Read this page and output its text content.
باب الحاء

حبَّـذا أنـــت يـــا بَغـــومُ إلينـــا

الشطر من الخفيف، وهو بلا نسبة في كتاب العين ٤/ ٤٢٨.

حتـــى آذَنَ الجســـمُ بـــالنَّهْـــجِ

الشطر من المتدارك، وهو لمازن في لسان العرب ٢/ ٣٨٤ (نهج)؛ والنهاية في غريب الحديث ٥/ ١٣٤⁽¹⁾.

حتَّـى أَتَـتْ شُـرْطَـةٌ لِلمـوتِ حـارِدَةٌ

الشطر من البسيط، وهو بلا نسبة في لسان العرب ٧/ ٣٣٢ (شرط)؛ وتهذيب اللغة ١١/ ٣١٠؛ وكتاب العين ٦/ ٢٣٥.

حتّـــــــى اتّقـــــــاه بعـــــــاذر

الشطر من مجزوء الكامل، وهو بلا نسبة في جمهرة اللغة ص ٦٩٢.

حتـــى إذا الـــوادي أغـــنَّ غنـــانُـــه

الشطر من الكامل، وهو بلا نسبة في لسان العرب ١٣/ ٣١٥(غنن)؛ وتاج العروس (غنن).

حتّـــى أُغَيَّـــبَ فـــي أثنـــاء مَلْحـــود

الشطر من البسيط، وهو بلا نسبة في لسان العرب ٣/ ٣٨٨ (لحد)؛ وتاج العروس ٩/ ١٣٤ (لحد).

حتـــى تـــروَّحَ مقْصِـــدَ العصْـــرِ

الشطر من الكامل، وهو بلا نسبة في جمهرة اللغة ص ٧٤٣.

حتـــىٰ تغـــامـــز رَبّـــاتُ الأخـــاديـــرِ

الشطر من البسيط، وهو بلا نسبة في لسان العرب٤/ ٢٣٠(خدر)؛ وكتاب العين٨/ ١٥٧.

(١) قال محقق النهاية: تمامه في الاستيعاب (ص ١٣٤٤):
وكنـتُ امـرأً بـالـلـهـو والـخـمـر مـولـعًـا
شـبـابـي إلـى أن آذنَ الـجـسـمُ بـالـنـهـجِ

---

■ **EXERCISE PROMPT**
Please give back all of the records exactly as written.

■ **RESULT**
Read this page and output its text content.
باب الحاء

حبَّـذا أنـــت يـــا بَغـــومُ إلينـــا

الشطر من الخفيف، وهو بلا نسبة في كتاب العين ٤/ ٤٢٨.

حتـــى آذَنَ الجســـمُ بـــالنَّهْـــجِ

الشطر من المتدارك، وهو لمازن في لسان العرب ٢/ ٣٨٤ (نهج)؛ والنهاية في غريب الحديث ٥/ ١٣٤⁽¹⁾.

حتَّـى أَتَـتْ شُـرْطَـةٌ لِلمـوتِ حـارِدَةٌ

الشطر من البسيط، وهو بلا نسبة في لسان العرب ٧/ ٣٣٢ (شرط)؛ وتهذيب اللغة ١١/ ٣١٠؛ وكتاب العين ٦/ ٢٣٥.

حتّـــــــى اتّقـــــــاه بعـــــــاذر

الشطر من مجزوء الكامل، وهو بلا نسبة في جمهرة اللغة ص ٦٩٢.

حتـــى إذا الـــوادي أغـــنَّ غنـــانُـــه

الشطر من الكامل، وهو بلا نسبة في لسان العرب ١٣/ ٣١٥(غنن)؛ وتاج العروس (غنن).

حتّـــى أُغَيَّـــبَ فـــي أثنـــاء مَلْحـــود

الشطر من البسيط، وهو بلا نسبة في لسان العرب ٣/ ٣٨٨ (لحد)؛ وتاج العروس ٩/ ١٣٤ (لحد).

حتـــى تـــروَّحَ مقْصِـــدَ العصْـــرِ

الشطر من الكامل، وهو بلا نسبة في جمهرة اللغة ص ٧٤٣.

حتـــىٰ تغـــامـــز رَبّـــاتُ الأخـــاديـــرِ

الشطر من البسيط، وهو بلا نسبة في لسان العرب٤/ ٢٣٠(خدر)؛ وكتاب العين٨/ ١٥٧.

(١) قال محقق النهاية: تمامه في الاستيعاب (ص ١٣٤٤):
وكنـتُ امـرأً بـالـلـهـو والـخـمـر مـولـعًـا
شـبـابـي إلـى أن آذنَ الـجـسـمُ بـالـنـهـجِ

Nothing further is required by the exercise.